* Directions for this task
Could you repeat every record below exactly, leaving out the pictures?

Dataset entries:

[Start of Attachment]

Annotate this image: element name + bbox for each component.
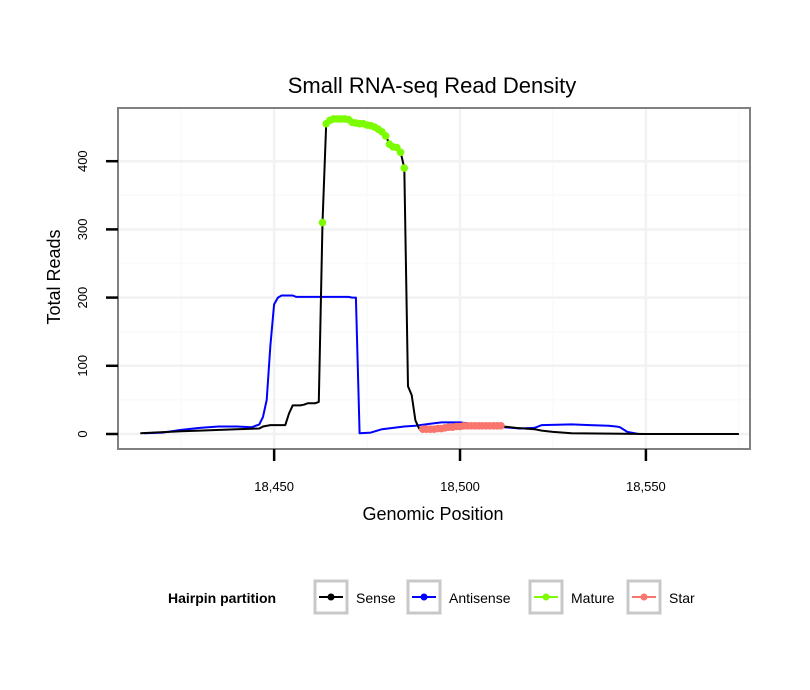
panel-background <box>118 108 750 449</box>
panel-border <box>117 107 751 450</box>
y-tick-label: 0 <box>75 430 90 437</box>
legend-key-point <box>640 593 648 601</box>
grid <box>118 108 750 449</box>
legend-item-antisense: Antisense <box>406 579 511 615</box>
mature-point <box>381 132 390 140</box>
mature-point <box>400 164 409 172</box>
legend-label: Star <box>669 590 695 606</box>
y-axis-label: Total Reads <box>44 229 64 324</box>
star-point <box>497 422 505 430</box>
x-tick-label: 18,550 <box>626 479 666 494</box>
x-tick-label: 18,500 <box>440 479 480 494</box>
legend-label: Sense <box>356 590 396 606</box>
legend-label: Antisense <box>449 590 511 606</box>
series-antisense <box>143 294 739 435</box>
y-tick-label: 300 <box>75 219 90 241</box>
series-layer <box>140 115 739 435</box>
mature-point <box>318 218 327 227</box>
legend-key-point <box>420 593 428 601</box>
y-tick-label: 400 <box>75 150 90 172</box>
legend-title: Hairpin partition <box>168 590 276 606</box>
legend-item-sense: Sense <box>313 579 396 615</box>
legend-label: Mature <box>571 590 615 606</box>
axes: 18,450 18,500 18,550 0 100 200 300 400 <box>75 150 666 494</box>
x-axis-label: Genomic Position <box>362 504 503 524</box>
y-tick-label: 200 <box>75 287 90 309</box>
legend-item-star: Star <box>626 579 695 615</box>
antisense-line <box>143 294 739 435</box>
chart-title: Small RNA-seq Read Density <box>288 73 577 98</box>
series-star <box>419 422 505 434</box>
y-tick-label: 100 <box>75 355 90 377</box>
legend-key-point <box>327 593 335 601</box>
legend-key-point <box>542 593 550 601</box>
plot-panel <box>118 108 750 449</box>
series-mature <box>318 115 409 227</box>
legend: Hairpin partition Sense Antisense Mature St… <box>168 579 695 615</box>
x-tick-label: 18,450 <box>254 479 294 494</box>
mature-point <box>396 148 405 157</box>
legend-item-mature: Mature <box>528 579 615 615</box>
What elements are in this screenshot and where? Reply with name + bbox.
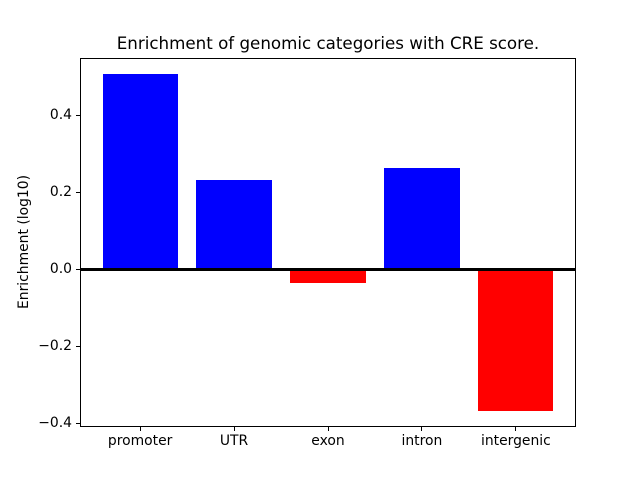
x-tick-label: UTR: [219, 433, 249, 450]
x-tick-label: exon: [311, 433, 345, 450]
x-tick-mark: [233, 427, 235, 432]
y-tick-mark: [76, 268, 80, 270]
x-tick-label: intergenic: [480, 433, 551, 450]
bar-intergenic: [478, 269, 554, 411]
bar-intron: [384, 168, 460, 270]
x-tick-mark: [327, 427, 329, 432]
y-tick-label: −0.4: [38, 415, 72, 432]
x-tick-mark: [515, 427, 517, 432]
y-tick-mark: [76, 191, 80, 193]
x-tick-label: promoter: [107, 433, 173, 450]
x-tick-mark: [421, 427, 423, 432]
x-tick-mark: [139, 427, 141, 432]
y-tick-label: 0.0: [49, 261, 72, 278]
y-tick-mark: [76, 422, 80, 424]
chart-title: Enrichment of genomic categories with CR…: [116, 33, 540, 53]
y-tick-label: −0.2: [38, 338, 72, 355]
bar-promoter: [102, 74, 178, 270]
x-tick-label: intron: [401, 433, 443, 450]
y-tick-label: 0.4: [49, 107, 72, 124]
y-tick-mark: [76, 114, 80, 116]
y-tick-mark: [76, 345, 80, 347]
zero-line: [80, 267, 576, 271]
y-tick-label: 0.2: [49, 184, 72, 201]
bar-exon: [290, 269, 366, 283]
bar-UTR: [196, 179, 272, 270]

[End of Attachment]

* Task result
Annotate this image: element name + bbox for each component.
panel-background <box>118 108 750 449</box>
panel-border <box>117 107 751 450</box>
y-tick-label: 0 <box>75 430 90 437</box>
legend-key-point <box>640 593 648 601</box>
grid <box>118 108 750 449</box>
legend-item-antisense: Antisense <box>406 579 511 615</box>
mature-point <box>381 132 390 140</box>
mature-point <box>400 164 409 172</box>
legend-label: Star <box>669 590 695 606</box>
y-axis-label: Total Reads <box>44 229 64 324</box>
star-point <box>497 422 505 430</box>
x-tick-label: 18,550 <box>626 479 666 494</box>
x-tick-label: 18,500 <box>440 479 480 494</box>
legend-label: Sense <box>356 590 396 606</box>
legend-label: Antisense <box>449 590 511 606</box>
series-antisense <box>143 294 739 435</box>
y-tick-label: 300 <box>75 219 90 241</box>
series-layer <box>140 115 739 435</box>
mature-point <box>318 218 327 227</box>
legend-key-point <box>420 593 428 601</box>
y-tick-label: 400 <box>75 150 90 172</box>
legend-title: Hairpin partition <box>168 590 276 606</box>
legend-item-sense: Sense <box>313 579 396 615</box>
legend-label: Mature <box>571 590 615 606</box>
axes: 18,450 18,500 18,550 0 100 200 300 400 <box>75 150 666 494</box>
x-axis-label: Genomic Position <box>362 504 503 524</box>
y-tick-label: 200 <box>75 287 90 309</box>
legend-item-star: Star <box>626 579 695 615</box>
antisense-line <box>143 294 739 435</box>
chart-title: Small RNA-seq Read Density <box>288 73 577 98</box>
series-star <box>419 422 505 434</box>
y-tick-label: 100 <box>75 355 90 377</box>
legend-key-point <box>327 593 335 601</box>
legend-key-point <box>542 593 550 601</box>
plot-panel <box>118 108 750 449</box>
series-mature <box>318 115 409 227</box>
legend: Hairpin partition Sense Antisense Mature St… <box>168 579 695 615</box>
x-tick-label: 18,450 <box>254 479 294 494</box>
mature-point <box>396 148 405 157</box>
legend-item-mature: Mature <box>528 579 615 615</box>
What elements are in this screenshot and where? Reply with name + bbox.
x-tick-label: UTR: [219, 433, 249, 450]
x-tick-label: exon: [311, 433, 345, 450]
x-tick-mark: [233, 427, 235, 432]
y-tick-mark: [76, 268, 80, 270]
x-tick-label: intergenic: [480, 433, 551, 450]
bar-intergenic: [478, 269, 554, 411]
bar-intron: [384, 168, 460, 270]
x-tick-mark: [327, 427, 329, 432]
y-tick-label: −0.4: [38, 415, 72, 432]
x-tick-mark: [515, 427, 517, 432]
y-tick-mark: [76, 191, 80, 193]
x-tick-label: promoter: [107, 433, 173, 450]
x-tick-mark: [421, 427, 423, 432]
x-tick-mark: [139, 427, 141, 432]
y-tick-label: 0.0: [49, 261, 72, 278]
y-tick-mark: [76, 422, 80, 424]
chart-title: Enrichment of genomic categories with CR…: [116, 33, 540, 53]
y-tick-label: −0.2: [38, 338, 72, 355]
bar-promoter: [102, 74, 178, 270]
x-tick-label: intron: [401, 433, 443, 450]
y-tick-label: 0.4: [49, 107, 72, 124]
y-tick-mark: [76, 114, 80, 116]
y-tick-mark: [76, 345, 80, 347]
zero-line: [80, 267, 576, 271]
y-tick-label: 0.2: [49, 184, 72, 201]
bar-exon: [290, 269, 366, 283]
bar-UTR: [196, 179, 272, 270]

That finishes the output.